# Listed records start

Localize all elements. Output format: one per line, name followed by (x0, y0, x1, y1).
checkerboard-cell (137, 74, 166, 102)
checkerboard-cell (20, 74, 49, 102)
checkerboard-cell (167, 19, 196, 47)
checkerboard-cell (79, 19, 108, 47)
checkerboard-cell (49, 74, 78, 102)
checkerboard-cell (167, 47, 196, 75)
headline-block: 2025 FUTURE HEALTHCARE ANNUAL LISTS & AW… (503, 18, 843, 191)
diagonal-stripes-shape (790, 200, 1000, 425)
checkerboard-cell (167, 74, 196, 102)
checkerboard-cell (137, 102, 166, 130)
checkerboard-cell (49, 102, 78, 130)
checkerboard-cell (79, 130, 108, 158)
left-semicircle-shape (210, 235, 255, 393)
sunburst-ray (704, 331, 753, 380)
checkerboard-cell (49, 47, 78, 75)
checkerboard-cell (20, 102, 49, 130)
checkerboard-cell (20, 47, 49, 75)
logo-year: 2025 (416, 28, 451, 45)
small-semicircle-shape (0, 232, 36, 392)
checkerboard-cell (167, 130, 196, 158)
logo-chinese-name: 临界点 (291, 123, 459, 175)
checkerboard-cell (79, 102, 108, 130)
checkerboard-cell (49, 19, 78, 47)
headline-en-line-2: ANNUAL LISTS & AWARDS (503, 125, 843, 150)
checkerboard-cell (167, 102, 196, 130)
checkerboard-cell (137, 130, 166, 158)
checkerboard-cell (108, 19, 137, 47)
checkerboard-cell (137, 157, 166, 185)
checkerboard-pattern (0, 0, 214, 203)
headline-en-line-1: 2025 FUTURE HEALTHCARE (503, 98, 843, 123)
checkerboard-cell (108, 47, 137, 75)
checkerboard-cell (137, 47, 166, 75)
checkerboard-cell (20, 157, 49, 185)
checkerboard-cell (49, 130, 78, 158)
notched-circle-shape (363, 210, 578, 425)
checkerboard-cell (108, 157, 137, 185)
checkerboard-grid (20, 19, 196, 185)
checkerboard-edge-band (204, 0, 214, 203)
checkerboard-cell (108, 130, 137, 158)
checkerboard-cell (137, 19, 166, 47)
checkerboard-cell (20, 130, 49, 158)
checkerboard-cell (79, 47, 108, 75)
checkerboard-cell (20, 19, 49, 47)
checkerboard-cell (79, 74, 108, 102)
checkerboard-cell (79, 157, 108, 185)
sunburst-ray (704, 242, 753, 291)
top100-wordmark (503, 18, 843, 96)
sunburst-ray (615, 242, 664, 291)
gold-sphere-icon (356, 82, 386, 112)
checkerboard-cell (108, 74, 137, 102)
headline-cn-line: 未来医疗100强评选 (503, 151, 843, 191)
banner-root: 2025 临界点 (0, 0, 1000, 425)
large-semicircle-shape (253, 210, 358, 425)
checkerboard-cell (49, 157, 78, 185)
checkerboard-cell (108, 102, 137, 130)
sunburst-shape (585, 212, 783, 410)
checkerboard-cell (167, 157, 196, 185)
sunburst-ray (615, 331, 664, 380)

# Listed records end

### Exercise objective
Put every line of the entries above into a Markdown table with two columns, Number and Text. Give each row its number and leave out blank lines.

### The output
| Number | Text |
|---|---|
| 1 | Localize all elements. Output format: one per line, name followed by (x0, y0, x1, y1). |
| 2 | checkerboard-cell (137, 74, 166, 102) |
| 3 | checkerboard-cell (20, 74, 49, 102) |
| 4 | checkerboard-cell (167, 19, 196, 47) |
| 5 | checkerboard-cell (79, 19, 108, 47) |
| 6 | checkerboard-cell (49, 74, 78, 102) |
| 7 | checkerboard-cell (167, 47, 196, 75) |
| 8 | headline-block: 2025 FUTURE HEALTHCARE ANNUAL LISTS & AW… (503, 18, 843, 191) |
| 9 | diagonal-stripes-shape (790, 200, 1000, 425) |
| 10 | checkerboard-cell (167, 74, 196, 102) |
| 11 | checkerboard-cell (137, 102, 166, 130) |
| 12 | checkerboard-cell (49, 102, 78, 130) |
| 13 | checkerboard-cell (79, 130, 108, 158) |
| 14 | left-semicircle-shape (210, 235, 255, 393) |
| 15 | sunburst-ray (704, 331, 753, 380) |
| 16 | checkerboard-cell (49, 47, 78, 75) |
| 17 | checkerboard-cell (20, 102, 49, 130) |
| 18 | checkerboard-cell (20, 47, 49, 75) |
| 19 | logo-year: 2025 (416, 28, 451, 45) |
| 20 | small-semicircle-shape (0, 232, 36, 392) |
| 21 | checkerboard-cell (167, 130, 196, 158) |
| 22 | logo-chinese-name: 临界点 (291, 123, 459, 175) |
| 23 | checkerboard-cell (79, 102, 108, 130) |
| 24 | checkerboard-cell (49, 19, 78, 47) |
| 25 | headline-en-line-2: ANNUAL LISTS & AWARDS (503, 125, 843, 150) |
| 26 | checkerboard-cell (167, 102, 196, 130) |
| 27 | checkerboard-cell (137, 130, 166, 158) |
| 28 | checkerboard-cell (108, 19, 137, 47) |
| 29 | checkerboard-cell (137, 157, 166, 185) |
| 30 | checkerboard-pattern (0, 0, 214, 203) |
| 31 | headline-en-line-1: 2025 FUTURE HEALTHCARE (503, 98, 843, 123) |
| 32 | checkerboard-cell (108, 47, 137, 75) |
| 33 | checkerboard-cell (137, 47, 166, 75) |
| 34 | checkerboard-cell (20, 157, 49, 185) |
| 35 | checkerboard-cell (49, 130, 78, 158) |
| 36 | notched-circle-shape (363, 210, 578, 425) |
| 37 | checkerboard-cell (108, 157, 137, 185) |
| 38 | checkerboard-grid (20, 19, 196, 185) |
| 39 | checkerboard-edge-band (204, 0, 214, 203) |
| 40 | checkerboard-cell (108, 130, 137, 158) |
| 41 | checkerboard-cell (137, 19, 166, 47) |
| 42 | checkerboard-cell (20, 130, 49, 158) |
| 43 | checkerboard-cell (79, 47, 108, 75) |
| 44 | checkerboard-cell (20, 19, 49, 47) |
| 45 | checkerboard-cell (79, 74, 108, 102) |
| 46 | checkerboard-cell (79, 157, 108, 185) |
| 47 | sunburst-ray (704, 242, 753, 291) |
| 48 | top100-wordmark (503, 18, 843, 96) |
| 49 | sunburst-ray (615, 242, 664, 291) |
| 50 | gold-sphere-icon (356, 82, 386, 112) |
| 51 | checkerboard-cell (108, 74, 137, 102) |
| 52 | headline-cn-line: 未来医疗100强评选 (503, 151, 843, 191) |
| 53 | banner-root: 2025 临界点 (0, 0, 1000, 425) |
| 54 | large-semicircle-shape (253, 210, 358, 425) |
| 55 | checkerboard-cell (49, 157, 78, 185) |
| 56 | checkerboard-cell (108, 102, 137, 130) |
| 57 | sunburst-shape (585, 212, 783, 410) |
| 58 | checkerboard-cell (167, 157, 196, 185) |
| 59 | sunburst-ray (615, 331, 664, 380) |